What the task asks → List each line of the data that holds the string "caption".

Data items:
***

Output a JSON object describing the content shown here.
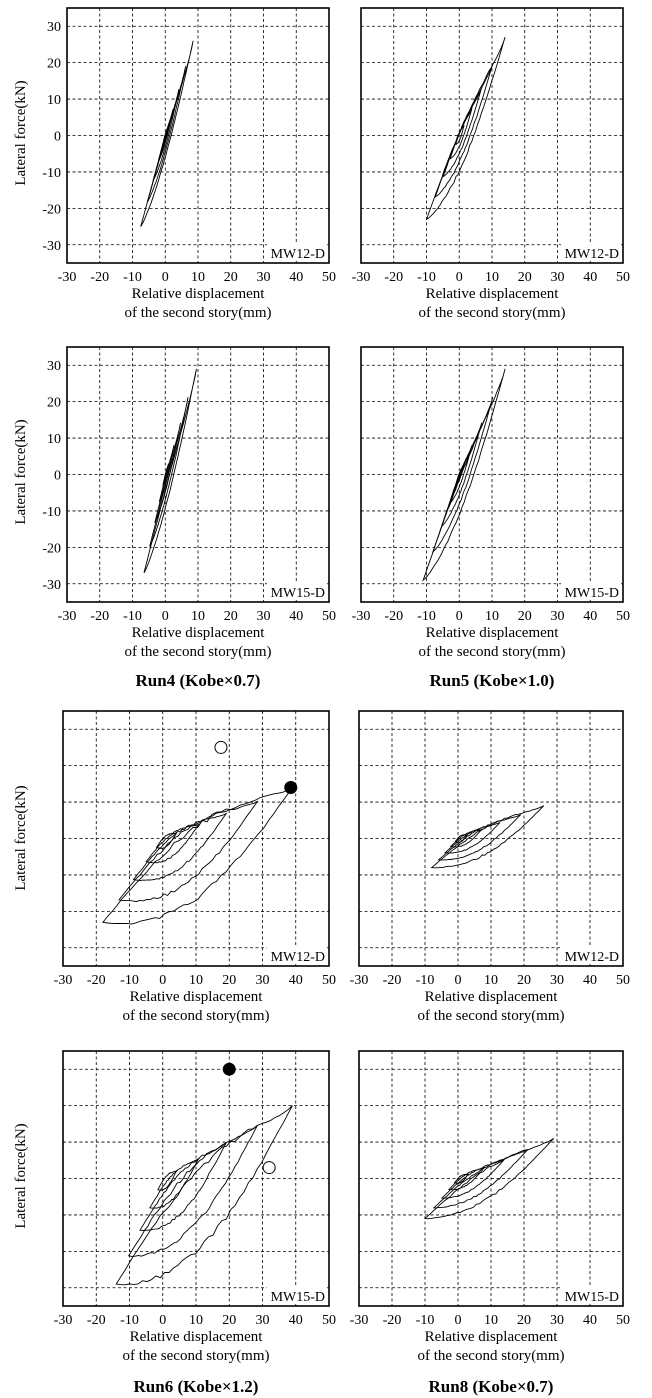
{
  "chart_data": [
    {
      "type": "line",
      "tag": "MW12-D",
      "ylabel": "Lateral force(kN)",
      "xlabel": "Relative displacement",
      "xlabel2": "of the second story(mm)",
      "xlim": [
        -30,
        50
      ],
      "ylim": [
        -35,
        35
      ],
      "xticks": [
        -30,
        -20,
        -10,
        0,
        10,
        20,
        30,
        40,
        50
      ],
      "yticks": [
        30,
        20,
        10,
        0,
        -10,
        -20,
        -30
      ],
      "envelope": {
        "pos": [
          8.5,
          26
        ],
        "neg": [
          -7.5,
          -25
        ],
        "width": 3.5
      },
      "markers": []
    },
    {
      "type": "line",
      "tag": "MW12-D",
      "ylabel": "",
      "xlabel": "Relative displacement",
      "xlabel2": "of the second story(mm)",
      "xlim": [
        -30,
        50
      ],
      "ylim": [
        -35,
        35
      ],
      "xticks": [
        -30,
        -20,
        -10,
        0,
        10,
        20,
        30,
        40,
        50
      ],
      "yticks": [],
      "envelope": {
        "pos": [
          14,
          27
        ],
        "neg": [
          -10,
          -23
        ],
        "width": 9
      },
      "markers": []
    },
    {
      "type": "line",
      "tag": "MW15-D",
      "ylabel": "Lateral force(kN)",
      "xlabel": "Relative displacement",
      "xlabel2": "of the second story(mm)",
      "caption": "Run4 (Kobe×0.7)",
      "xlim": [
        -30,
        50
      ],
      "ylim": [
        -35,
        35
      ],
      "xticks": [
        -30,
        -20,
        -10,
        0,
        10,
        20,
        30,
        40,
        50
      ],
      "yticks": [
        30,
        20,
        10,
        0,
        -10,
        -20,
        -30
      ],
      "envelope": {
        "pos": [
          9.5,
          29
        ],
        "neg": [
          -6.5,
          -27
        ],
        "width": 3.5
      },
      "markers": []
    },
    {
      "type": "line",
      "tag": "MW15-D",
      "ylabel": "",
      "xlabel": "Relative displacement",
      "xlabel2": "of the second story(mm)",
      "caption": "Run5 (Kobe×1.0)",
      "xlim": [
        -30,
        50
      ],
      "ylim": [
        -35,
        35
      ],
      "xticks": [
        -30,
        -20,
        -10,
        0,
        10,
        20,
        30,
        40,
        50
      ],
      "yticks": [],
      "envelope": {
        "pos": [
          14,
          29
        ],
        "neg": [
          -11,
          -29
        ],
        "width": 8
      },
      "markers": []
    },
    {
      "type": "line",
      "tag": "MW12-D",
      "ylabel": "Lateral force(kN)",
      "xlabel": "Relative displacement",
      "xlabel2": "of the second story(mm)",
      "xlim": [
        -30,
        50
      ],
      "ylim": [
        -35,
        35
      ],
      "xticks": [
        -30,
        -20,
        -10,
        0,
        10,
        20,
        30,
        40,
        50
      ],
      "yticks": [],
      "envelope": {
        "pos": [
          39,
          14
        ],
        "neg": [
          -18,
          -23
        ],
        "width": 18
      },
      "markers": [
        {
          "x": 17.5,
          "y": 25,
          "filled": false
        },
        {
          "x": 38.5,
          "y": 14,
          "filled": true
        }
      ]
    },
    {
      "type": "line",
      "tag": "MW12-D",
      "ylabel": "",
      "xlabel": "Relative displacement",
      "xlabel2": "of the second story(mm)",
      "xlim": [
        -30,
        50
      ],
      "ylim": [
        -35,
        35
      ],
      "xticks": [
        -30,
        -20,
        -10,
        0,
        10,
        20,
        30,
        40,
        50
      ],
      "yticks": [],
      "envelope": {
        "pos": [
          26,
          9
        ],
        "neg": [
          -8,
          -8
        ],
        "width": 6
      },
      "markers": []
    },
    {
      "type": "line",
      "tag": "MW15-D",
      "ylabel": "Lateral force(kN)",
      "xlabel": "Relative displacement",
      "xlabel2": "of the second story(mm)",
      "caption": "Run6 (Kobe×1.2)",
      "xlim": [
        -30,
        50
      ],
      "ylim": [
        -35,
        35
      ],
      "xticks": [
        -30,
        -20,
        -10,
        0,
        10,
        20,
        30,
        40,
        50
      ],
      "yticks": [],
      "envelope": {
        "pos": [
          39,
          20
        ],
        "neg": [
          -14,
          -29
        ],
        "width": 20
      },
      "markers": [
        {
          "x": 20,
          "y": 30,
          "filled": true
        },
        {
          "x": 32,
          "y": 3,
          "filled": false
        }
      ]
    },
    {
      "type": "line",
      "tag": "MW15-D",
      "ylabel": "",
      "xlabel": "Relative displacement",
      "xlabel2": "of the second story(mm)",
      "caption": "Run8 (Kobe×0.7)",
      "xlim": [
        -30,
        50
      ],
      "ylim": [
        -35,
        35
      ],
      "xticks": [
        -30,
        -20,
        -10,
        0,
        10,
        20,
        30,
        40,
        50
      ],
      "yticks": [],
      "envelope": {
        "pos": [
          29,
          11
        ],
        "neg": [
          -10,
          -11
        ],
        "width": 7
      },
      "markers": []
    }
  ]
}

***

Exercise response →
      "caption": "Run4 (Kobe×0.7)",
      "caption": "Run5 (Kobe×1.0)",
      "caption": "Run6 (Kobe×1.2)",
      "caption": "Run8 (Kobe×0.7)",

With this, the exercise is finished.